┌──

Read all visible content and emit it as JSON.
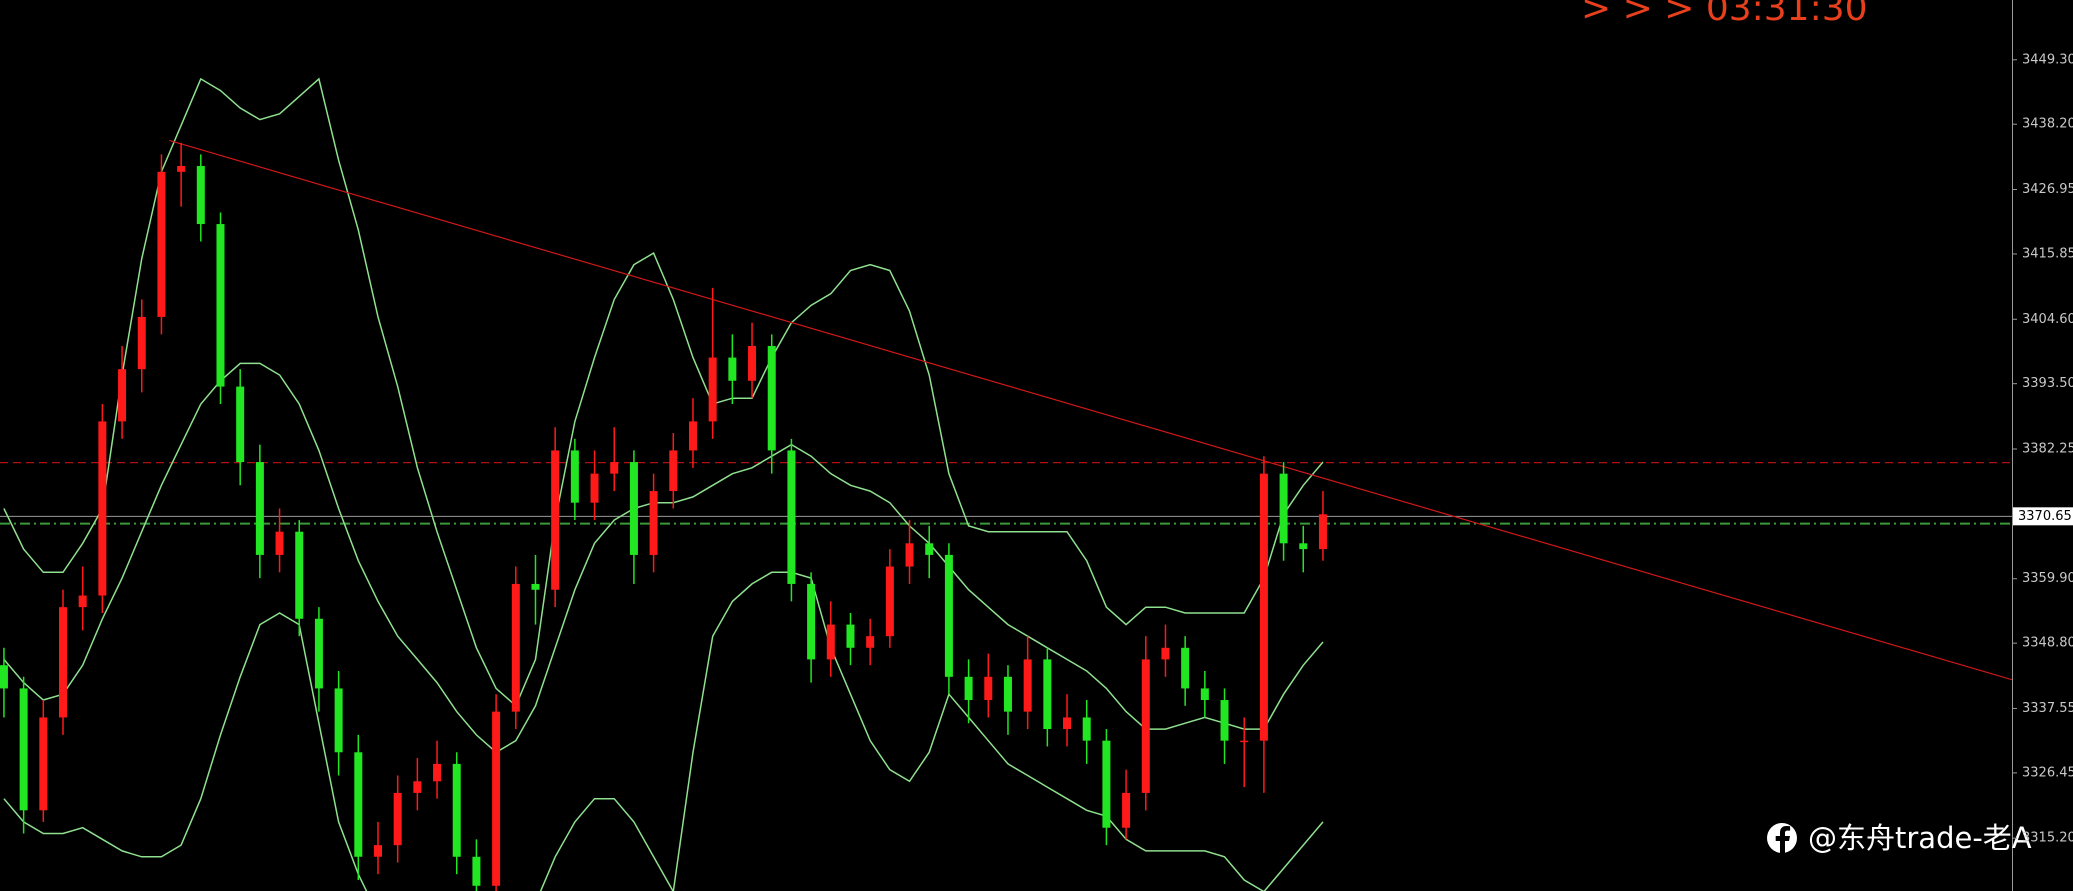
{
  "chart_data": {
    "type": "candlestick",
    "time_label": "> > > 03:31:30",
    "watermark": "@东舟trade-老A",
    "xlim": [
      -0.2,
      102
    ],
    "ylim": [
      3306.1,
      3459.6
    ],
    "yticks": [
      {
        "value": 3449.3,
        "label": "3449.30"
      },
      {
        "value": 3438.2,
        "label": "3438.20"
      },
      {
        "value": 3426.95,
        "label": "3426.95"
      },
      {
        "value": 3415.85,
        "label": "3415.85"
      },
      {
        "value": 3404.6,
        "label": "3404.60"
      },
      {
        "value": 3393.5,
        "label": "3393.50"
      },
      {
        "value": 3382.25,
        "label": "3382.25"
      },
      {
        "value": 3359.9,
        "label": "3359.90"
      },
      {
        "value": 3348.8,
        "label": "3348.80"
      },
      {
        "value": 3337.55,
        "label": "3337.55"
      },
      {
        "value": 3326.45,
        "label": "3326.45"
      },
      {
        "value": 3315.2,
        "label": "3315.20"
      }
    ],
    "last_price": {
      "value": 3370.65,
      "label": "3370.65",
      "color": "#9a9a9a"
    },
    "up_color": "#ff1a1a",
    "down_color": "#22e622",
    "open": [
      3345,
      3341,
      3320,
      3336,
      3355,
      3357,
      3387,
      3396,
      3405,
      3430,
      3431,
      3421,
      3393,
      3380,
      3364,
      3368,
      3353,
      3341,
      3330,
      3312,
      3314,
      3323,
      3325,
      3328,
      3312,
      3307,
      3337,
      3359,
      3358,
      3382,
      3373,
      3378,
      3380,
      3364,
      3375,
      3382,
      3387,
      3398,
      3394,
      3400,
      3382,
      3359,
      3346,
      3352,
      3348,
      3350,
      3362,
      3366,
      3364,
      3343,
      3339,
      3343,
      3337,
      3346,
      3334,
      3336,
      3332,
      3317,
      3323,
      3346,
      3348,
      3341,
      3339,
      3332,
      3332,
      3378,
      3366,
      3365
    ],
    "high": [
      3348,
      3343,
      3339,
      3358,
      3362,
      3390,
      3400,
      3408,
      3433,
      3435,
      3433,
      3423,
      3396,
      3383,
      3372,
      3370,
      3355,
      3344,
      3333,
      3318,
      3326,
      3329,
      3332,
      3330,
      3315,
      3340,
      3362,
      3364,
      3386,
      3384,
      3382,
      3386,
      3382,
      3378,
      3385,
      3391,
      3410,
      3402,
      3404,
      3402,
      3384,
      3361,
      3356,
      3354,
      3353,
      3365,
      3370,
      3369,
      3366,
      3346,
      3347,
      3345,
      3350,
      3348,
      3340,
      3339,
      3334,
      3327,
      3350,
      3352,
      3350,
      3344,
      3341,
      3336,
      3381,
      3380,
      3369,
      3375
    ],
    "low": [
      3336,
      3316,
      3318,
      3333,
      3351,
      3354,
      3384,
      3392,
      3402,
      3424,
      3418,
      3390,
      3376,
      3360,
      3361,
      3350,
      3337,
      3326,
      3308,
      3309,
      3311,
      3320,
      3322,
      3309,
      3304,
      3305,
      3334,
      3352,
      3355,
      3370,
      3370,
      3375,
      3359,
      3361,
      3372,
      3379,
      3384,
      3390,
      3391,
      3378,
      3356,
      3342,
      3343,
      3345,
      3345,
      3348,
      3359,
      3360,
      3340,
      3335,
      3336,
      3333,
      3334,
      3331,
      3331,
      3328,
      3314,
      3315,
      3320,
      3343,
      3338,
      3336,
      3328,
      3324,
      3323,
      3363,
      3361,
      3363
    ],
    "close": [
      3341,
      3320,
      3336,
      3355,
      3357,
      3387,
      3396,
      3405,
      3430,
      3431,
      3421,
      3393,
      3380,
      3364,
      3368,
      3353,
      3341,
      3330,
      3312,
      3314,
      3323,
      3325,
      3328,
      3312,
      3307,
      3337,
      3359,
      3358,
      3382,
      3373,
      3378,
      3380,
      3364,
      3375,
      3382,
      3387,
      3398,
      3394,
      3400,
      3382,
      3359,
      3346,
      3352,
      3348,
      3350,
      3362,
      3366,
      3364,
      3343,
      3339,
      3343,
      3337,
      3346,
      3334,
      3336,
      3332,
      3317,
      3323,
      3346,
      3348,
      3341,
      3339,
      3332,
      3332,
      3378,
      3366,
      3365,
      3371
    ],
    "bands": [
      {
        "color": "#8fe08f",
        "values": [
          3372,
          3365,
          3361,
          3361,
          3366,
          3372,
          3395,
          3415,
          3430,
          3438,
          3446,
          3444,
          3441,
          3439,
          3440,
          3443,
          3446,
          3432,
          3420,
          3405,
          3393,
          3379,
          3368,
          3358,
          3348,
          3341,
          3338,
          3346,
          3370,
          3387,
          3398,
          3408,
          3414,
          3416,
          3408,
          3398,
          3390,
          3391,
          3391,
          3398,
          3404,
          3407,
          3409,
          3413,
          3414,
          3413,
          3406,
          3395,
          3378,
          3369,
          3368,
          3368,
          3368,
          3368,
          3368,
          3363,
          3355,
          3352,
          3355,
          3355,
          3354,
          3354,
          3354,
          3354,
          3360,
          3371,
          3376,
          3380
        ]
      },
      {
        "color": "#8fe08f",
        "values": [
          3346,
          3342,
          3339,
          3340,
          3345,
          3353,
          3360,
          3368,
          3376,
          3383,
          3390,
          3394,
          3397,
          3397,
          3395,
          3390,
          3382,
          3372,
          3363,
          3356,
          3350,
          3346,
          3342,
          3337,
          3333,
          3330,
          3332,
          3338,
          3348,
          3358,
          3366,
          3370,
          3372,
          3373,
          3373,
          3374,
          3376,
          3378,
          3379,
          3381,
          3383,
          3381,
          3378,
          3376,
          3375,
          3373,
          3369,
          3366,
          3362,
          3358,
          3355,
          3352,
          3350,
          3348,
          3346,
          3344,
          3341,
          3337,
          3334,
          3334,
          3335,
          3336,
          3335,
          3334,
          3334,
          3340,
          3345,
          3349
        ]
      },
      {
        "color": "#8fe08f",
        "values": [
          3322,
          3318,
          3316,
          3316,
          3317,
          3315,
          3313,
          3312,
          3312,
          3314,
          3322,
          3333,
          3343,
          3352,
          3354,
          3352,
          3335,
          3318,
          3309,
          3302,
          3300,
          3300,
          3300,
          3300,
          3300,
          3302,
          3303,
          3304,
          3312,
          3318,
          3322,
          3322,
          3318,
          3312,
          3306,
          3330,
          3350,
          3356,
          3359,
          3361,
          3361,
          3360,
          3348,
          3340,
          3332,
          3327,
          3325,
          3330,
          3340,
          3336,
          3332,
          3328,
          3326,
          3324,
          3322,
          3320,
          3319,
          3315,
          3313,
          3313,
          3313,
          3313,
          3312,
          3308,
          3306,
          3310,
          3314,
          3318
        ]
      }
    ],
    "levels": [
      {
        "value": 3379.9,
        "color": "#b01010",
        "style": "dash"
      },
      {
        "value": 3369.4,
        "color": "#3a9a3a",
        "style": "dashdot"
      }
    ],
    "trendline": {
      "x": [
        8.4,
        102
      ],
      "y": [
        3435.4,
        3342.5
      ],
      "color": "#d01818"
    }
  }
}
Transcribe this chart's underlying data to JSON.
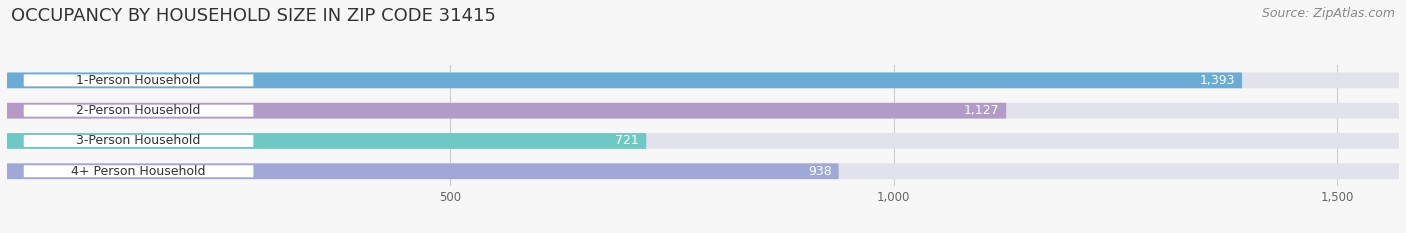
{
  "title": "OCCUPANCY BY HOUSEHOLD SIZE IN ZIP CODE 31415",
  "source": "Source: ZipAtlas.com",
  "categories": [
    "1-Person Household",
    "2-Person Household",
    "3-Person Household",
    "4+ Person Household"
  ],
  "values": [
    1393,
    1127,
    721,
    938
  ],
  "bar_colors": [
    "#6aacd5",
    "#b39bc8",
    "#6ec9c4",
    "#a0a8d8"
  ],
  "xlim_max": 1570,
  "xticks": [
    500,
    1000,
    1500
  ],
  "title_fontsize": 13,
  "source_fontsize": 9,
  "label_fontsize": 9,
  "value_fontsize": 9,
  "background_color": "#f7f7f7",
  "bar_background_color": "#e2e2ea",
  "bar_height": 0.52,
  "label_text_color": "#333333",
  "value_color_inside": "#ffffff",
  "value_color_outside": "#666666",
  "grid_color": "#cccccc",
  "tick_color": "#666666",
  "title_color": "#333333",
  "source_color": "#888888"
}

└──

Every line holding "JSON" should be copied out.

Read all visible content and emit it as JSON.
Transcribe this chart's underlying data to JSON.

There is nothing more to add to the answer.